Return the whole listing exactly as it stands.

Stored data:
■ ■ ■ ■
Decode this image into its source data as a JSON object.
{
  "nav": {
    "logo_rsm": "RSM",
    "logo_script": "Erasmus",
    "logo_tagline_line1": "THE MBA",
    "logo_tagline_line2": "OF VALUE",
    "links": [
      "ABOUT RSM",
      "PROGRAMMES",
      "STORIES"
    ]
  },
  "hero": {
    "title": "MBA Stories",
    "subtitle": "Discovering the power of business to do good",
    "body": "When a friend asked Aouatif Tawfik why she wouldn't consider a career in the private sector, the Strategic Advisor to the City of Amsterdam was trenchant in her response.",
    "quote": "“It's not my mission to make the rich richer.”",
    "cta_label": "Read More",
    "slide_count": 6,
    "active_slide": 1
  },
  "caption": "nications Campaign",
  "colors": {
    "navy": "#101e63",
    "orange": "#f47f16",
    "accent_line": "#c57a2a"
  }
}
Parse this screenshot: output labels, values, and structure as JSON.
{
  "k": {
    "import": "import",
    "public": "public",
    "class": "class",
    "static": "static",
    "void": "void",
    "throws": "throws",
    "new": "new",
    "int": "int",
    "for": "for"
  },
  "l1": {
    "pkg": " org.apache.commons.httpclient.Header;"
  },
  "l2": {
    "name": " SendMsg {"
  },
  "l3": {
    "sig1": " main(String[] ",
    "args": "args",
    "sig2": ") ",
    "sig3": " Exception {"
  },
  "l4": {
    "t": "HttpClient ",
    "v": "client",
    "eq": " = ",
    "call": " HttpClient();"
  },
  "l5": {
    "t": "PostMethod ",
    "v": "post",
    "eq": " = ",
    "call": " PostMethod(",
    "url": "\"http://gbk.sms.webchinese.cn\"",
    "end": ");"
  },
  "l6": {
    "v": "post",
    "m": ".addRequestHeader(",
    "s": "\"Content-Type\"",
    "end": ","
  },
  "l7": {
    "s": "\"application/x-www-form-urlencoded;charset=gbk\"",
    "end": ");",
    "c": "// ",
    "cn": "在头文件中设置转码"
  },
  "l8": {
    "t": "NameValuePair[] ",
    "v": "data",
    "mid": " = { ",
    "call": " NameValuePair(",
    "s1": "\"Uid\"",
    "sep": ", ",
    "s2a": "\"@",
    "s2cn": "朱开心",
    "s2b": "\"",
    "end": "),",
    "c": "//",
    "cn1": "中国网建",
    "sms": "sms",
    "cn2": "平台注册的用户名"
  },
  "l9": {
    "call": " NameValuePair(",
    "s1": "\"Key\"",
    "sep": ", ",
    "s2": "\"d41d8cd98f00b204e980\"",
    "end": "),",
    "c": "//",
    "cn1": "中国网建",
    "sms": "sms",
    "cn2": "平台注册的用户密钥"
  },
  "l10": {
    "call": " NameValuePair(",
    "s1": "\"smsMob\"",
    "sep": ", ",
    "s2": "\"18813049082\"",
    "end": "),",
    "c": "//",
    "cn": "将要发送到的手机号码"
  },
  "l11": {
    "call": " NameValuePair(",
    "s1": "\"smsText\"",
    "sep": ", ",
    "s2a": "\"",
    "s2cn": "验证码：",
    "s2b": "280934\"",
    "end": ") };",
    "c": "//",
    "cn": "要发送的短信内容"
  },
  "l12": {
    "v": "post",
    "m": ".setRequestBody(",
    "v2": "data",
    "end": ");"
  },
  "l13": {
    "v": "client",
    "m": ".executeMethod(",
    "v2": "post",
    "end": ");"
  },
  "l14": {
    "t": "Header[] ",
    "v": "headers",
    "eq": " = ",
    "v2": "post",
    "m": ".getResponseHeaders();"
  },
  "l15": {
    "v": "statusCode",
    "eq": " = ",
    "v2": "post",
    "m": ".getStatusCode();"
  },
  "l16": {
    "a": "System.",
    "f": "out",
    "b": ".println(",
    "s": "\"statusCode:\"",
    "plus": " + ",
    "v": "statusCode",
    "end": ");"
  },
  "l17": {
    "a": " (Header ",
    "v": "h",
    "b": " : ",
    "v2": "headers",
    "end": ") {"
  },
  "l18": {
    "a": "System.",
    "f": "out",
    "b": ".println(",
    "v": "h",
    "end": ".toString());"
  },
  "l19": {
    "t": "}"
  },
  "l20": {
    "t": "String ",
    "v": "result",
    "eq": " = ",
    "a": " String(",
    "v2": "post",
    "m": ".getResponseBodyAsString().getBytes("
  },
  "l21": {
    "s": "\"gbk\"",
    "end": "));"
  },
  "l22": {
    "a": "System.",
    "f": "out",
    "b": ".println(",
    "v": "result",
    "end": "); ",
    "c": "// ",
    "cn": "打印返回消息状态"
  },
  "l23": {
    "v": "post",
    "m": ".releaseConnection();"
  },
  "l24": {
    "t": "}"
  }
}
■ ■ ■ ■
Correct result:
Decode this image into its source data as a JSON object.
{
  "nav": {
    "logo_rsm": "RSM",
    "logo_script": "Erasmus",
    "logo_tagline_line1": "THE MBA",
    "logo_tagline_line2": "OF VALUE",
    "links": [
      "ABOUT RSM",
      "PROGRAMMES",
      "STORIES"
    ]
  },
  "hero": {
    "title": "MBA Stories",
    "subtitle": "Discovering the power of business to do good",
    "body": "When a friend asked Aouatif Tawfik why she wouldn't consider a career in the private sector, the Strategic Advisor to the City of Amsterdam was trenchant in her response.",
    "quote": "“It's not my mission to make the rich richer.”",
    "cta_label": "Read More",
    "slide_count": 6,
    "active_slide": 1
  },
  "caption": "nications Campaign",
  "colors": {
    "navy": "#101e63",
    "orange": "#f47f16",
    "accent_line": "#c57a2a"
  }
}
Parse this screenshot: output labels, values, and structure as JSON.
{
  "k": {
    "import": "import",
    "public": "public",
    "class": "class",
    "static": "static",
    "void": "void",
    "throws": "throws",
    "new": "new",
    "int": "int",
    "for": "for"
  },
  "l1": {
    "pkg": " org.apache.commons.httpclient.Header;"
  },
  "l2": {
    "name": " SendMsg {"
  },
  "l3": {
    "sig1": " main(String[] ",
    "args": "args",
    "sig2": ") ",
    "sig3": " Exception {"
  },
  "l4": {
    "t": "HttpClient ",
    "v": "client",
    "eq": " = ",
    "call": " HttpClient();"
  },
  "l5": {
    "t": "PostMethod ",
    "v": "post",
    "eq": " = ",
    "call": " PostMethod(",
    "url": "\"http://gbk.sms.webchinese.cn\"",
    "end": ");"
  },
  "l6": {
    "v": "post",
    "m": ".addRequestHeader(",
    "s": "\"Content-Type\"",
    "end": ","
  },
  "l7": {
    "s": "\"application/x-www-form-urlencoded;charset=gbk\"",
    "end": ");",
    "c": "// ",
    "cn": "在头文件中设置转码"
  },
  "l8": {
    "t": "NameValuePair[] ",
    "v": "data",
    "mid": " = { ",
    "call": " NameValuePair(",
    "s1": "\"Uid\"",
    "sep": ", ",
    "s2a": "\"@",
    "s2cn": "朱开心",
    "s2b": "\"",
    "end": "),",
    "c": "//",
    "cn1": "中国网建",
    "sms": "sms",
    "cn2": "平台注册的用户名"
  },
  "l9": {
    "call": " NameValuePair(",
    "s1": "\"Key\"",
    "sep": ", ",
    "s2": "\"d41d8cd98f00b204e980\"",
    "end": "),",
    "c": "//",
    "cn1": "中国网建",
    "sms": "sms",
    "cn2": "平台注册的用户密钥"
  },
  "l10": {
    "call": " NameValuePair(",
    "s1": "\"smsMob\"",
    "sep": ", ",
    "s2": "\"18813049082\"",
    "end": "),",
    "c": "//",
    "cn": "将要发送到的手机号码"
  },
  "l11": {
    "call": " NameValuePair(",
    "s1": "\"smsText\"",
    "sep": ", ",
    "s2a": "\"",
    "s2cn": "验证码：",
    "s2b": "280934\"",
    "end": ") };",
    "c": "//",
    "cn": "要发送的短信内容"
  },
  "l12": {
    "v": "post",
    "m": ".setRequestBody(",
    "v2": "data",
    "end": ");"
  },
  "l13": {
    "v": "client",
    "m": ".executeMethod(",
    "v2": "post",
    "end": ");"
  },
  "l14": {
    "t": "Header[] ",
    "v": "headers",
    "eq": " = ",
    "v2": "post",
    "m": ".getResponseHeaders();"
  },
  "l15": {
    "v": "statusCode",
    "eq": " = ",
    "v2": "post",
    "m": ".getStatusCode();"
  },
  "l16": {
    "a": "System.",
    "f": "out",
    "b": ".println(",
    "s": "\"statusCode:\"",
    "plus": " + ",
    "v": "statusCode",
    "end": ");"
  },
  "l17": {
    "a": " (Header ",
    "v": "h",
    "b": " : ",
    "v2": "headers",
    "end": ") {"
  },
  "l18": {
    "a": "System.",
    "f": "out",
    "b": ".println(",
    "v": "h",
    "end": ".toString());"
  },
  "l19": {
    "t": "}"
  },
  "l20": {
    "t": "String ",
    "v": "result",
    "eq": " = ",
    "a": " String(",
    "v2": "post",
    "m": ".getResponseBodyAsString().getBytes("
  },
  "l21": {
    "s": "\"gbk\"",
    "end": "));"
  },
  "l22": {
    "a": "System.",
    "f": "out",
    "b": ".println(",
    "v": "result",
    "end": "); ",
    "c": "// ",
    "cn": "打印返回消息状态"
  },
  "l23": {
    "v": "post",
    "m": ".releaseConnection();"
  },
  "l24": {
    "t": "}"
  }
}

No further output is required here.